### YOUR INSTRUCTIONS
Word for word, give the material below again, minus any images.

### EXCERPTED DATA
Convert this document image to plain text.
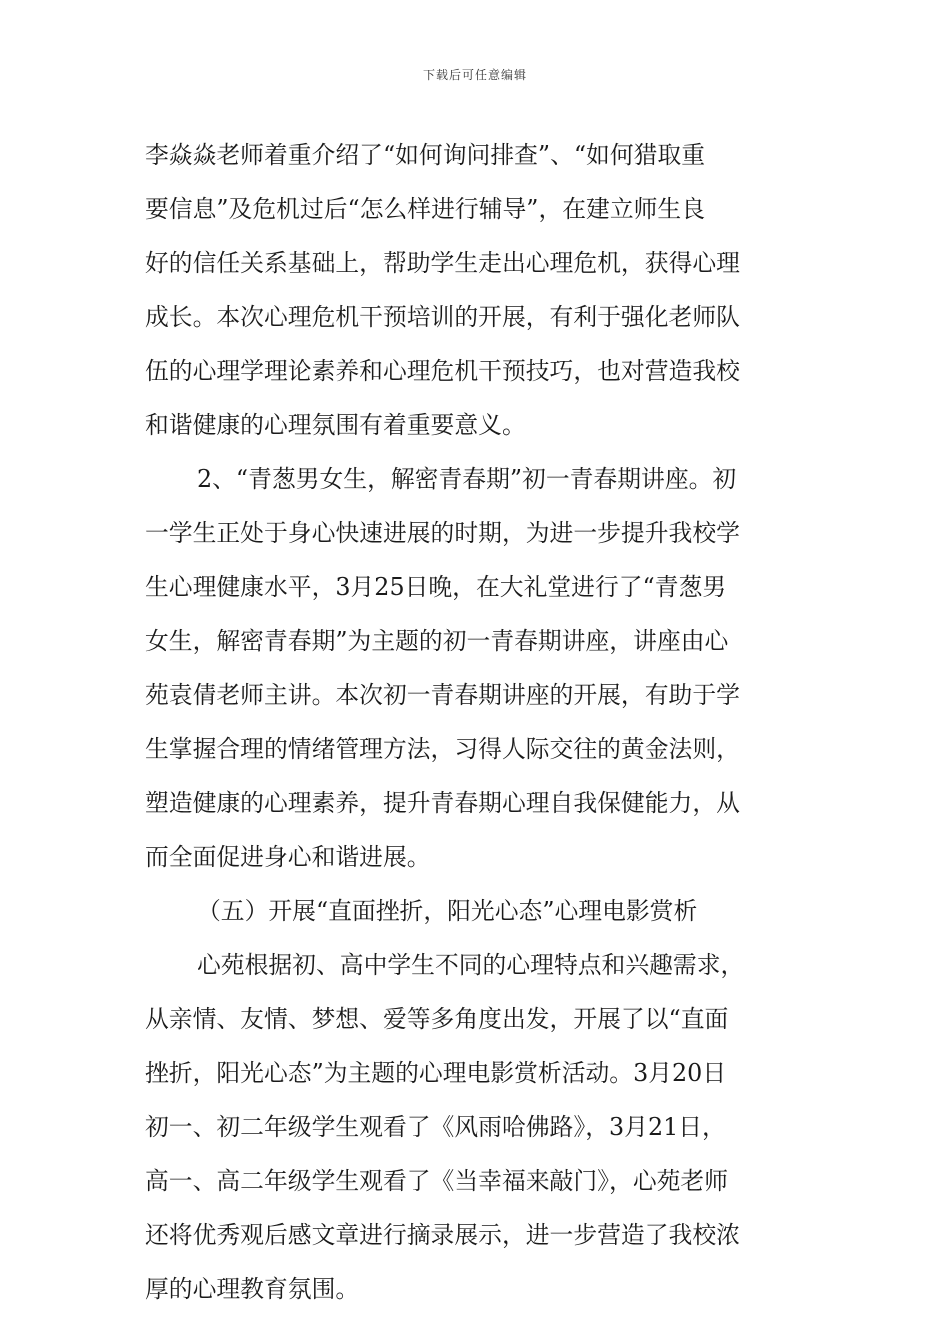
下载后可任意编辑
李焱焱老师着重介绍了“如何询问排查”、“如何猎取重
要信息”及危机过后“怎么样进行辅导”，在建立师生良
好的信任关系基础上，帮助学生走出心理危机，获得心理
成长。本次心理危机干预培训的开展，有利于强化老师队
伍的心理学理论素养和心理危机干预技巧，也对营造我校
和谐健康的心理氛围有着重要意义。
2、“青葱男女生，解密青春期”初一青春期讲座。初
一学生正处于身心快速进展的时期，为进一步提升我校学
生心理健康水平，3月25日晚，在大礼堂进行了“青葱男
女生，解密青春期”为主题的初一青春期讲座，讲座由心
苑袁倩老师主讲。本次初一青春期讲座的开展，有助于学
生掌握合理的情绪管理方法，习得人际交往的黄金法则，
塑造健康的心理素养，提升青春期心理自我保健能力，从
而全面促进身心和谐进展。
（五）开展“直面挫折，阳光心态”心理电影赏析
心苑根据初、高中学生不同的心理特点和兴趣需求，
从亲情、友情、梦想、爱等多角度出发，开展了以“直面
挫折，阳光心态”为主题的心理电影赏析活动。3月20日
初一、初二年级学生观看了《风雨哈佛路》，3月21日，
高一、高二年级学生观看了《当幸福来敲门》，心苑老师
还将优秀观后感文章进行摘录展示，进一步营造了我校浓
厚的心理教育氛围。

### ANSWER TO THE PROBLEM
Convert this document image to plain text.
下载后可任意编辑
李焱焱老师着重介绍了“如何询问排查”、“如何猎取重
要信息”及危机过后“怎么样进行辅导”，在建立师生良
好的信任关系基础上，帮助学生走出心理危机，获得心理
成长。本次心理危机干预培训的开展，有利于强化老师队
伍的心理学理论素养和心理危机干预技巧，也对营造我校
和谐健康的心理氛围有着重要意义。
2、“青葱男女生，解密青春期”初一青春期讲座。初
一学生正处于身心快速进展的时期，为进一步提升我校学
生心理健康水平，3月25日晚，在大礼堂进行了“青葱男
女生，解密青春期”为主题的初一青春期讲座，讲座由心
苑袁倩老师主讲。本次初一青春期讲座的开展，有助于学
生掌握合理的情绪管理方法，习得人际交往的黄金法则，
塑造健康的心理素养，提升青春期心理自我保健能力，从
而全面促进身心和谐进展。
（五）开展“直面挫折，阳光心态”心理电影赏析
心苑根据初、高中学生不同的心理特点和兴趣需求，
从亲情、友情、梦想、爱等多角度出发，开展了以“直面
挫折，阳光心态”为主题的心理电影赏析活动。3月20日
初一、初二年级学生观看了《风雨哈佛路》，3月21日，
高一、高二年级学生观看了《当幸福来敲门》，心苑老师
还将优秀观后感文章进行摘录展示，进一步营造了我校浓
厚的心理教育氛围。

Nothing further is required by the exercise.